# Dataset entries

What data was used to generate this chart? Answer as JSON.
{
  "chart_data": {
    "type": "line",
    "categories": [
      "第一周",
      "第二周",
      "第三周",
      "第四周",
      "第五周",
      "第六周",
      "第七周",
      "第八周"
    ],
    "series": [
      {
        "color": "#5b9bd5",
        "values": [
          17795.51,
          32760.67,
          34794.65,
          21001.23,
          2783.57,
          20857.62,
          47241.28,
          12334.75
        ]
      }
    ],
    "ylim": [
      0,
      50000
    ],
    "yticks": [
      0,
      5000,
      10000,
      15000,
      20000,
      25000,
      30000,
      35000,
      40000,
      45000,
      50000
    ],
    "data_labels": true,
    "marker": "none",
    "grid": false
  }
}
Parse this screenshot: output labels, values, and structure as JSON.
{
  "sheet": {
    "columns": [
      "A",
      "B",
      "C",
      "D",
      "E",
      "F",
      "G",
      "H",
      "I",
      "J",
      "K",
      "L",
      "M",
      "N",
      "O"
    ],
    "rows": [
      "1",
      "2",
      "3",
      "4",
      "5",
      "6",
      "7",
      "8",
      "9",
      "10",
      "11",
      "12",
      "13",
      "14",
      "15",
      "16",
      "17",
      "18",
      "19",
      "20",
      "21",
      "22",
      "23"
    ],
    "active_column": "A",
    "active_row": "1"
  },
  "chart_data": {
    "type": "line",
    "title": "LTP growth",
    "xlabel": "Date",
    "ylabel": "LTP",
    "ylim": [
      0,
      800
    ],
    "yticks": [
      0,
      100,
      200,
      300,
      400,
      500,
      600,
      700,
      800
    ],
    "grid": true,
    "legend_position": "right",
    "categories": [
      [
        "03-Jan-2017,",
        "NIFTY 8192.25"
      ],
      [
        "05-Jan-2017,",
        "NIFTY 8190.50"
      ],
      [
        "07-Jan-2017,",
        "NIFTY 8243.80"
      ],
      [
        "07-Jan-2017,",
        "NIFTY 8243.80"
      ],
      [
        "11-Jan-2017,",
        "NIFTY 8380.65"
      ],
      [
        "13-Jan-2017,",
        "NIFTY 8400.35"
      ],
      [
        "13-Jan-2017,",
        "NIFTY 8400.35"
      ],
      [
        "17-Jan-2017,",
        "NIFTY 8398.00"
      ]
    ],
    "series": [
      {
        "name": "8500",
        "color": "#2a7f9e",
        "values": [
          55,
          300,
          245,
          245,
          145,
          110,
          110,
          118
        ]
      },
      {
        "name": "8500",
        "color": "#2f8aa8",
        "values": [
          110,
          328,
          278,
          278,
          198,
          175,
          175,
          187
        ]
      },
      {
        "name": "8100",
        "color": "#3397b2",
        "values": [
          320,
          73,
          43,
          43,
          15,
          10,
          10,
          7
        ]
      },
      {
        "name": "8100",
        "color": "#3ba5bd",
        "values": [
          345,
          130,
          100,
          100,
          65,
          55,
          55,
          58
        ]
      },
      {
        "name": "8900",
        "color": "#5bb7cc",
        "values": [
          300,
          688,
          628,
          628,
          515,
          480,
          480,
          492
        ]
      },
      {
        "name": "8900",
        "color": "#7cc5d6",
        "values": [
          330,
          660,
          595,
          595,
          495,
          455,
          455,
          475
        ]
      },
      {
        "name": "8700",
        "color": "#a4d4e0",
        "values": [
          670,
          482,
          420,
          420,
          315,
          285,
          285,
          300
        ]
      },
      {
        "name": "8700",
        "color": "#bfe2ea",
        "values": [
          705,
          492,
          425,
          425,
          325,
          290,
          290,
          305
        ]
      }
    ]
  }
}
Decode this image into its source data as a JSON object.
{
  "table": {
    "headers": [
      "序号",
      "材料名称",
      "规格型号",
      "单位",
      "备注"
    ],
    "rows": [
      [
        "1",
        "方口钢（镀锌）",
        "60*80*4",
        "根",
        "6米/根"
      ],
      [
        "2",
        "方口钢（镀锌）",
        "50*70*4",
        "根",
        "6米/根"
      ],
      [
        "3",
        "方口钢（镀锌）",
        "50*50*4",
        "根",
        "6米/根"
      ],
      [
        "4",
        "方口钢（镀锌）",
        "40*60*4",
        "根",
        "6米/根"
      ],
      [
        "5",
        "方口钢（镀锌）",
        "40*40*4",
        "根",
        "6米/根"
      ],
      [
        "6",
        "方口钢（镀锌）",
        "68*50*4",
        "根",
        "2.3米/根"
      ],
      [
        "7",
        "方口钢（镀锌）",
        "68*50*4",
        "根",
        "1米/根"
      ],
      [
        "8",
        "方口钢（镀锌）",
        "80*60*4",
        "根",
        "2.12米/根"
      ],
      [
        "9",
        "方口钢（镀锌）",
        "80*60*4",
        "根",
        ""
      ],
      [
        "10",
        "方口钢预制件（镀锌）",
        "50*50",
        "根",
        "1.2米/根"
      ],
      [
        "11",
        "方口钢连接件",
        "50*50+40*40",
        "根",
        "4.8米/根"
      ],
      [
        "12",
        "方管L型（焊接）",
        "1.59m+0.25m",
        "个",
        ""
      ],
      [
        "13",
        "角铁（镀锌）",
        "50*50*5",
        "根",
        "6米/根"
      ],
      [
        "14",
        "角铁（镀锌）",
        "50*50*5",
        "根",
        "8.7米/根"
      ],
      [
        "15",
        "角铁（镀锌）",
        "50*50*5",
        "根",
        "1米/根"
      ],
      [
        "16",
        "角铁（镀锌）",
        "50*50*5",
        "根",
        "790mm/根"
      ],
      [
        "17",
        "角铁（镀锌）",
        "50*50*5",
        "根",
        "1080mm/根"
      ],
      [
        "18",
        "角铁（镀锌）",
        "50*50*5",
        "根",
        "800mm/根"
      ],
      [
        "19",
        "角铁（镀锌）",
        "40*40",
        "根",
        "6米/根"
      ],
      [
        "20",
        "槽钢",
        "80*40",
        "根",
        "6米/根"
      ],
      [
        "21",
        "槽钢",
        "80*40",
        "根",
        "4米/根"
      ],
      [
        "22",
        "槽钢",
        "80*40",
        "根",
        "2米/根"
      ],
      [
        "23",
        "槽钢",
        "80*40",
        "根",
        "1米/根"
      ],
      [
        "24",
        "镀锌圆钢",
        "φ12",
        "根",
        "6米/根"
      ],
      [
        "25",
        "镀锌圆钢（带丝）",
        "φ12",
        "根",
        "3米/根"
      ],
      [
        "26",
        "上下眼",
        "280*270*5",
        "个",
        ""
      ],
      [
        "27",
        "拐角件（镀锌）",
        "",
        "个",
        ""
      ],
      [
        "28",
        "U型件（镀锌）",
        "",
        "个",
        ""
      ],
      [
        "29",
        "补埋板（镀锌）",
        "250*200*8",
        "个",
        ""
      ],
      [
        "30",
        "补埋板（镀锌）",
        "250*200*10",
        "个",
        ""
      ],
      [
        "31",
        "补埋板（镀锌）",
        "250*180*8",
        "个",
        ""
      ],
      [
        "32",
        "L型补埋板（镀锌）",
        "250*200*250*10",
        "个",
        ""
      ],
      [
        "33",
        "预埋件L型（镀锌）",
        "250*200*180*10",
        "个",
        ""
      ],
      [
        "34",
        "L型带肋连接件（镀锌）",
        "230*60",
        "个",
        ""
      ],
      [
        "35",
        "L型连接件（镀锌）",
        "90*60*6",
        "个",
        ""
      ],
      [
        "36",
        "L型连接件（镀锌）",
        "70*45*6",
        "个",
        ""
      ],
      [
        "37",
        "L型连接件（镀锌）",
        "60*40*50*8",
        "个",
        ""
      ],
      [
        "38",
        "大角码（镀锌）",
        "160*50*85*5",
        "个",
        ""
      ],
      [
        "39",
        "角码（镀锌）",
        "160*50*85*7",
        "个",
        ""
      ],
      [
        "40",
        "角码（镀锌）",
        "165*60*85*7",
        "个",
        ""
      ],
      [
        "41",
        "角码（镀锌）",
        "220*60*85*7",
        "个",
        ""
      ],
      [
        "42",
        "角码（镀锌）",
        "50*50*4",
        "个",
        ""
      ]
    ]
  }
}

# Set problem
Report how many lines in the listing above include the word "JSON". Give nothing but the number.

# Answer
3